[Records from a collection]
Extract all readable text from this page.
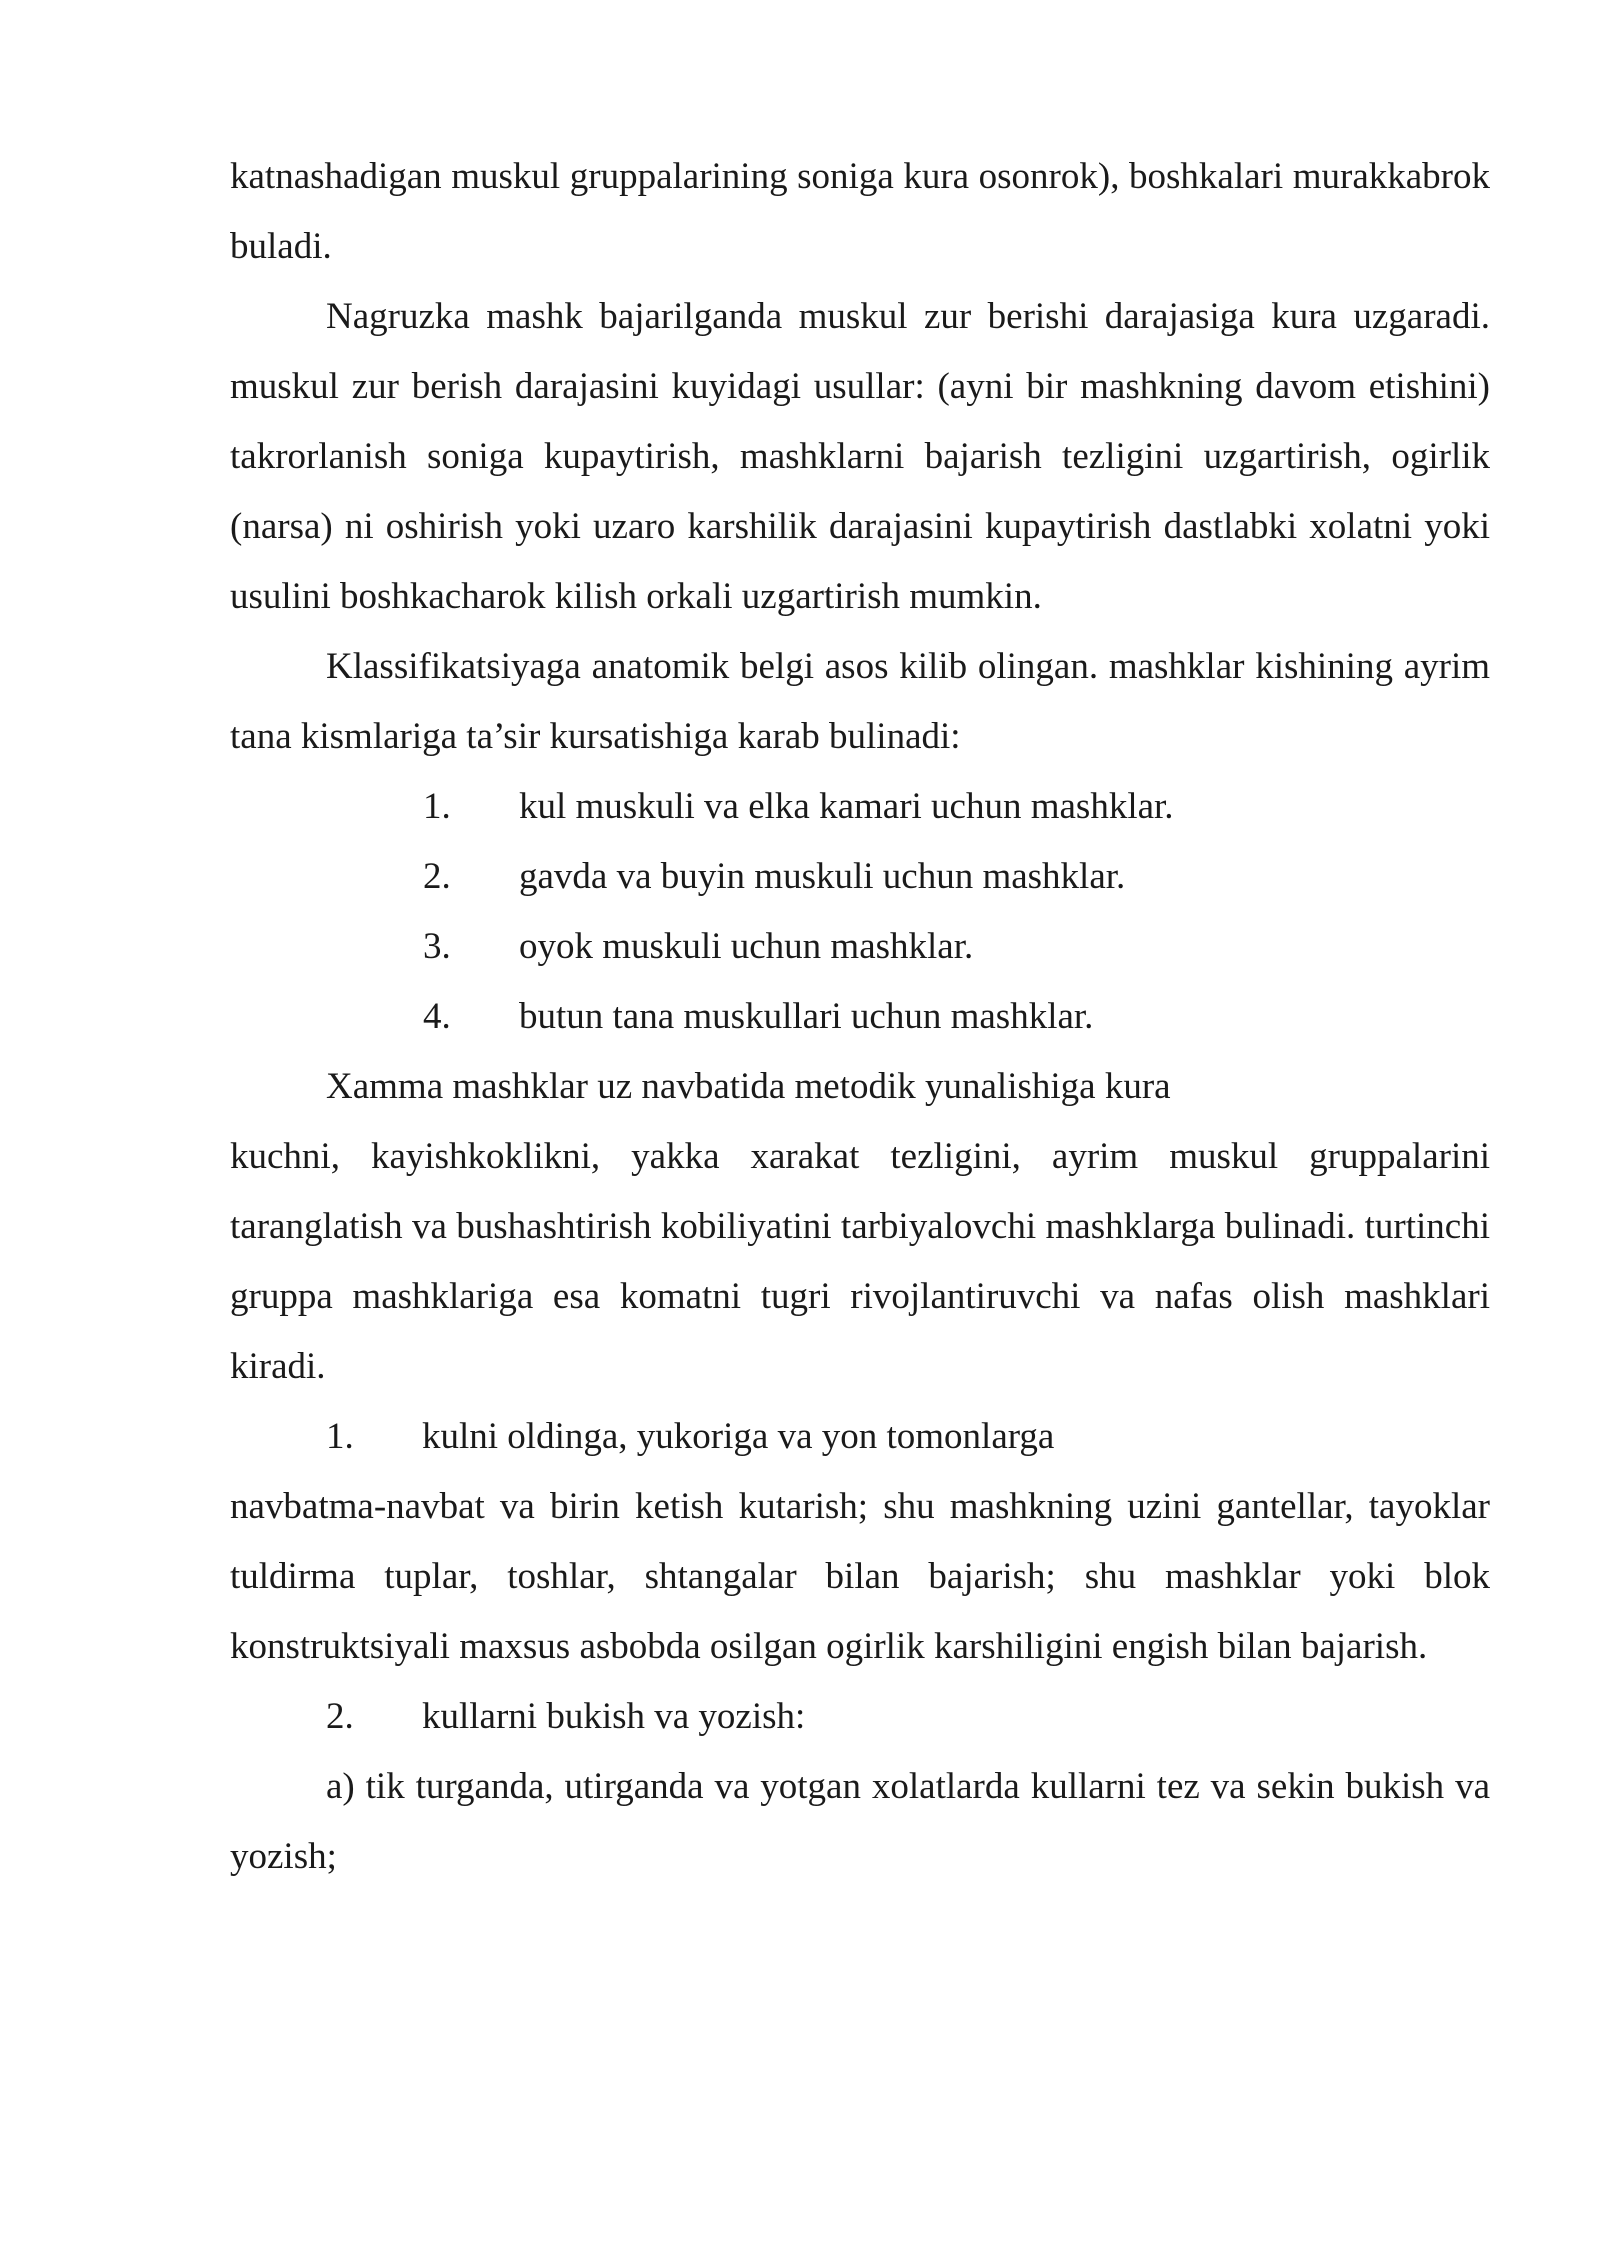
katnashadigan muskul gruppalarining soniga kura osonrok), boshkalari murakkabrok buladi.

Nagruzka mashk bajarilganda muskul zur berishi darajasiga kura uzgaradi. muskul zur berish darajasini kuyidagi usullar: (ayni bir mashkning davom etishini) takrorlanish soniga kupaytirish, mashklarni bajarish tezligini uzgartirish, ogirlik (narsa) ni oshirish yoki uzaro karshilik darajasini kupaytirish dastlabki xolatni yoki usulini boshkacharok kilish orkali uzgartirish mumkin.

Klassifikatsiyaga anatomik belgi asos kilib olingan. mashklar kishining ayrim tana kismlariga ta’sir kursatishiga karab bulinadi:

1.	kul muskuli va elka kamari uchun mashklar.

2.	gavda va buyin muskuli uchun mashklar.

3.	oyok muskuli uchun mashklar.

4.	butun tana muskullari uchun mashklar.

Xamma mashklar uz navbatida metodik yunalishiga kura

kuchni, kayishkoklikni, yakka xarakat tezligini, ayrim muskul gruppalarini taranglatish va bushashtirish kobiliyatini tarbiyalovchi mashklarga bulinadi. turtinchi gruppa mashklariga esa komatni tugri rivojlantiruvchi va nafas olish mashklari kiradi.

1.	kulni oldinga, yukoriga va yon tomonlarga

navbatma-navbat va birin ketish kutarish; shu mashkning uzini gantellar, tayoklar tuldirma tuplar, toshlar, shtangalar bilan bajarish; shu mashklar yoki blok konstruktsiyali maxsus asbobda osilgan ogirlik karshiligini engish bilan bajarish.

2.	kullarni bukish va yozish:

a) tik turganda, utirganda va yotgan xolatlarda kullarni tez va sekin bukish va yozish;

DIRECTIVE
Return each line among the entries that holds the word "ogirlik".

FINISHED EXERCISE
Nagruzka mashk bajarilganda muskul zur berishi darajasiga kura uzgaradi. muskul zur berish darajasini kuyidagi usullar: (ayni bir mashkning davom etishini) takrorlanish soniga kupaytirish, mashklarni bajarish tezligini uzgartirish, ogirlik (narsa) ni oshirish yoki uzaro karshilik darajasini kupaytirish dastlabki xolatni yoki usulini boshkacharok kilish orkali uzgartirish mumkin.
navbatma-navbat va birin ketish kutarish; shu mashkning uzini gantellar, tayoklar tuldirma tuplar, toshlar, shtangalar bilan bajarish; shu mashklar yoki blok konstruktsiyali maxsus asbobda osilgan ogirlik karshiligini engish bilan bajarish.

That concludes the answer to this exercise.